▶ _What you have to do_
Scan the entries below. List each line with "Nous".

▶ _Raw records_
— start —

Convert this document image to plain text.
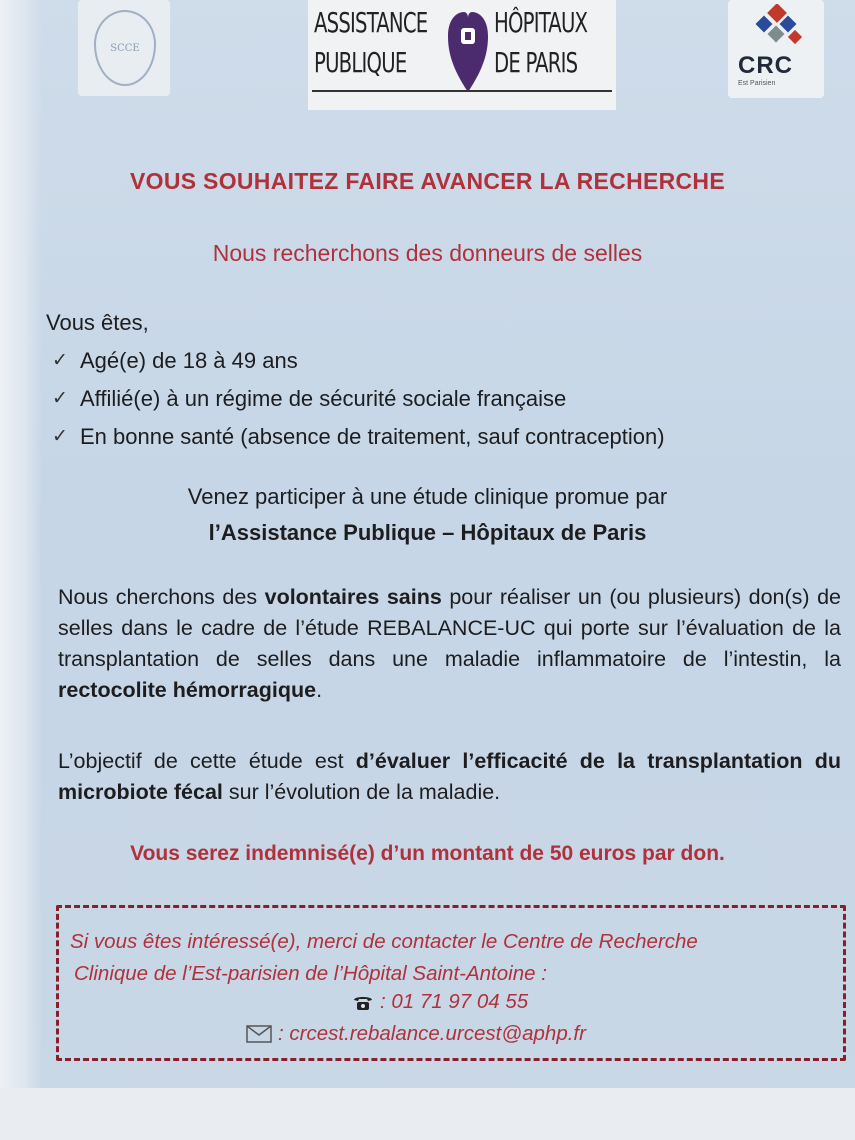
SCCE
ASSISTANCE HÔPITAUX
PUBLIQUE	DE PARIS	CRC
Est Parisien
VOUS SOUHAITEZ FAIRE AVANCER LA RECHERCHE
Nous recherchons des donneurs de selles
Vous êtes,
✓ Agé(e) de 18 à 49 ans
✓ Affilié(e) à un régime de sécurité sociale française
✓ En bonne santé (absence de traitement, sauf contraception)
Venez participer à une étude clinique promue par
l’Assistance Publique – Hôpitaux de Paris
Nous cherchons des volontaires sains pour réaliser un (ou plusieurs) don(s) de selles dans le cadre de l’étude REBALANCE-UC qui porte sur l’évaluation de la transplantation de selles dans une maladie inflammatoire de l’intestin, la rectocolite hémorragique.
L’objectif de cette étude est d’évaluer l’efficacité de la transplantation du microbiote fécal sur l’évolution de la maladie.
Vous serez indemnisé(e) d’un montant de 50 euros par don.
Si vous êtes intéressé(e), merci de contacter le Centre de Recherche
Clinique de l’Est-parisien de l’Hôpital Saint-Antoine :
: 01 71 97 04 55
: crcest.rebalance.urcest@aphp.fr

— end —
— start —

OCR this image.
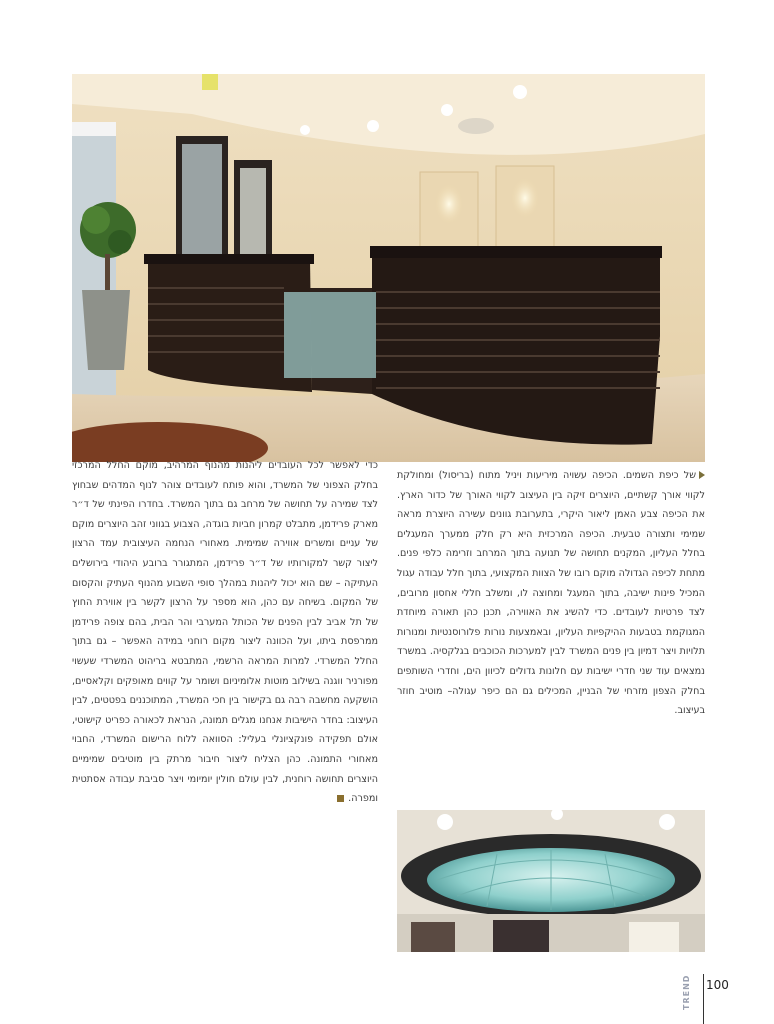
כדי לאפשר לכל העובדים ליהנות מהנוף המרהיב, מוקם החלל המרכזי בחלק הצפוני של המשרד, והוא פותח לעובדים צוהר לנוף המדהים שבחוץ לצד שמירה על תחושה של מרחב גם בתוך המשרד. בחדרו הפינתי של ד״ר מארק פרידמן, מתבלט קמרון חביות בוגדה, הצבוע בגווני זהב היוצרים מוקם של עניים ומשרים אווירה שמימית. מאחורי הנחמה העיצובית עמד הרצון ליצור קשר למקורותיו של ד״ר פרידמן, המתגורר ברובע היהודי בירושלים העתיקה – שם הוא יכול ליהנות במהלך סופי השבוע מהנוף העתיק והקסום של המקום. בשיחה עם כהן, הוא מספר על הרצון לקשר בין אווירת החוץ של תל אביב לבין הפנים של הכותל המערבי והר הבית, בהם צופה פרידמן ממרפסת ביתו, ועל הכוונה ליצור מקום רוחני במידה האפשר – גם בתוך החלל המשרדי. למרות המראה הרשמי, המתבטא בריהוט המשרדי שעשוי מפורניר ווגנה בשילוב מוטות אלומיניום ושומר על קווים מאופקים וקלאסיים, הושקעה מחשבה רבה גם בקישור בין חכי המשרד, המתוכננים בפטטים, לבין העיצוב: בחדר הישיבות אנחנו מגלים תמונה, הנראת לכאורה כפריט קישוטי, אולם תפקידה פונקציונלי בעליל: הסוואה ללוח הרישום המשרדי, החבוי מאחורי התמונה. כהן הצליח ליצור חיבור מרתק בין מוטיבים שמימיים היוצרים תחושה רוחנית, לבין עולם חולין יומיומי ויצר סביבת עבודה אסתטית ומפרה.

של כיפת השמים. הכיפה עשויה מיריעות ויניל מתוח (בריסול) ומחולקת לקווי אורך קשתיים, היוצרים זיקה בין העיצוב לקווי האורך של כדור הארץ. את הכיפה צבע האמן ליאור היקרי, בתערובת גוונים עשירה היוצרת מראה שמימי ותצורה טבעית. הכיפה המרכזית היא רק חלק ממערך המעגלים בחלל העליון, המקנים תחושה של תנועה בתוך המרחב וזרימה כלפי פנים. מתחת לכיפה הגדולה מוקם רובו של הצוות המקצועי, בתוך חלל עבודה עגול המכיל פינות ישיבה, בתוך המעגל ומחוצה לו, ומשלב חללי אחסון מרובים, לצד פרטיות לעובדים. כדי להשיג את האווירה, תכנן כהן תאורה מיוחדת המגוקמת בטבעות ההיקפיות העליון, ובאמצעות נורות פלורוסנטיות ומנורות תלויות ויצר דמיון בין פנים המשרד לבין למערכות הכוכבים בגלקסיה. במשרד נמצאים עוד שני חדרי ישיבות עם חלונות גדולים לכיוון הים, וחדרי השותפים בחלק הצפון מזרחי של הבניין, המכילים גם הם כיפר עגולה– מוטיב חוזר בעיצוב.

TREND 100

— end —

▶ _Output of the exercise_
Nous recherchons des donneurs de selles
Nous cherchons des volontaires sains pour réaliser un (ou plusieurs) don(s) de selles dans le cadre de l’étude REBALANCE-UC qui porte sur l’évaluation de la transplantation de selles dans une maladie inflammatoire de l’intestin, la rectocolite hémorragique.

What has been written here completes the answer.